--- Data to process Enclosed Below ---
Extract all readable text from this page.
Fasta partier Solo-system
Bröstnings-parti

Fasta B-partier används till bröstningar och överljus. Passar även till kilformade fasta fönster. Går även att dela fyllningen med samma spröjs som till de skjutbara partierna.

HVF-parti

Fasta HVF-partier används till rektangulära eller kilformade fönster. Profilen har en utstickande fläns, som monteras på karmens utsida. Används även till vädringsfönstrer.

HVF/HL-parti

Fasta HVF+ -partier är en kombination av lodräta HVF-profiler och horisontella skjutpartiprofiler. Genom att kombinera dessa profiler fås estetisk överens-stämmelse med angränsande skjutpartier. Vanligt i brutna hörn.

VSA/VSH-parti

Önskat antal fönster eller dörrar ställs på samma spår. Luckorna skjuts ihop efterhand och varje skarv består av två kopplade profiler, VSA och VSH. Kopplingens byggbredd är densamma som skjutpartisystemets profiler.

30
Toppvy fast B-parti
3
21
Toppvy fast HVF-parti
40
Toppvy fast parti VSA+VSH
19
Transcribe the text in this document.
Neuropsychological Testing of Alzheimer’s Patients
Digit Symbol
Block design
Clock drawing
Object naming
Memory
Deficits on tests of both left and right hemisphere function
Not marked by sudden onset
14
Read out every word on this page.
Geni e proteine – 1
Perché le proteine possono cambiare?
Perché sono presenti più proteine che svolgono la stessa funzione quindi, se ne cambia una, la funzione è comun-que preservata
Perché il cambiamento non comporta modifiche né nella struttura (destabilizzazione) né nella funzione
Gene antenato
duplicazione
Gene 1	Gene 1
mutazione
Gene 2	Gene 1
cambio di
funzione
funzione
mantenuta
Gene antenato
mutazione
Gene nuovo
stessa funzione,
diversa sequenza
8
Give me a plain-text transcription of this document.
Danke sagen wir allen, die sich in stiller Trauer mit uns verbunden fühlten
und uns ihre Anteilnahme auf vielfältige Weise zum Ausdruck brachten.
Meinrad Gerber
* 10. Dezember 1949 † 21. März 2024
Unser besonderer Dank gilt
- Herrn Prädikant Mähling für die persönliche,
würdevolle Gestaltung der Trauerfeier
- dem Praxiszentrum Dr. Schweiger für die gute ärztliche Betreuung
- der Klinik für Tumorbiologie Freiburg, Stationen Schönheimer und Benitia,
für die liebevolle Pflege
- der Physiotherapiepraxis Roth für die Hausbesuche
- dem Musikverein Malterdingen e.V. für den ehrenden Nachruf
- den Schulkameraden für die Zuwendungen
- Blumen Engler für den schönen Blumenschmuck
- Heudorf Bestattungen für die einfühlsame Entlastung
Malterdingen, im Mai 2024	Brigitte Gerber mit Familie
--- End of Enclosed Data to process ---
§ Task to complete: Reproduce the data exactly, character for character.

§ Expected answer:
Extract all readable text from this page.
Fasta partier Solo-system
Bröstnings-parti

Fasta B-partier används till bröstningar och överljus. Passar även till kilformade fasta fönster. Går även att dela fyllningen med samma spröjs som till de skjutbara partierna.

HVF-parti

Fasta HVF-partier används till rektangulära eller kilformade fönster. Profilen har en utstickande fläns, som monteras på karmens utsida. Används även till vädringsfönstrer.

HVF/HL-parti

Fasta HVF+ -partier är en kombination av lodräta HVF-profiler och horisontella skjutpartiprofiler. Genom att kombinera dessa profiler fås estetisk överens-stämmelse med angränsande skjutpartier. Vanligt i brutna hörn.

VSA/VSH-parti

Önskat antal fönster eller dörrar ställs på samma spår. Luckorna skjuts ihop efterhand och varje skarv består av två kopplade profiler, VSA och VSH. Kopplingens byggbredd är densamma som skjutpartisystemets profiler.

30
Toppvy fast B-parti
3
21
Toppvy fast HVF-parti
40
Toppvy fast parti VSA+VSH
19
Transcribe the text in this document.
Neuropsychological Testing of Alzheimer’s Patients
Digit Symbol
Block design
Clock drawing
Object naming
Memory
Deficits on tests of both left and right hemisphere function
Not marked by sudden onset
14
Read out every word on this page.
Geni e proteine – 1
Perché le proteine possono cambiare?
Perché sono presenti più proteine che svolgono la stessa funzione quindi, se ne cambia una, la funzione è comun-que preservata
Perché il cambiamento non comporta modifiche né nella struttura (destabilizzazione) né nella funzione
Gene antenato
duplicazione
Gene 1	Gene 1
mutazione
Gene 2	Gene 1
cambio di
funzione
funzione
mantenuta
Gene antenato
mutazione
Gene nuovo
stessa funzione,
diversa sequenza
8
Give me a plain-text transcription of this document.
Danke sagen wir allen, die sich in stiller Trauer mit uns verbunden fühlten
und uns ihre Anteilnahme auf vielfältige Weise zum Ausdruck brachten.
Meinrad Gerber
* 10. Dezember 1949 † 21. März 2024
Unser besonderer Dank gilt
- Herrn Prädikant Mähling für die persönliche,
würdevolle Gestaltung der Trauerfeier
- dem Praxiszentrum Dr. Schweiger für die gute ärztliche Betreuung
- der Klinik für Tumorbiologie Freiburg, Stationen Schönheimer und Benitia,
für die liebevolle Pflege
- der Physiotherapiepraxis Roth für die Hausbesuche
- dem Musikverein Malterdingen e.V. für den ehrenden Nachruf
- den Schulkameraden für die Zuwendungen
- Blumen Engler für den schönen Blumenschmuck
- Heudorf Bestattungen für die einfühlsame Entlastung
Malterdingen, im Mai 2024	Brigitte Gerber mit Familie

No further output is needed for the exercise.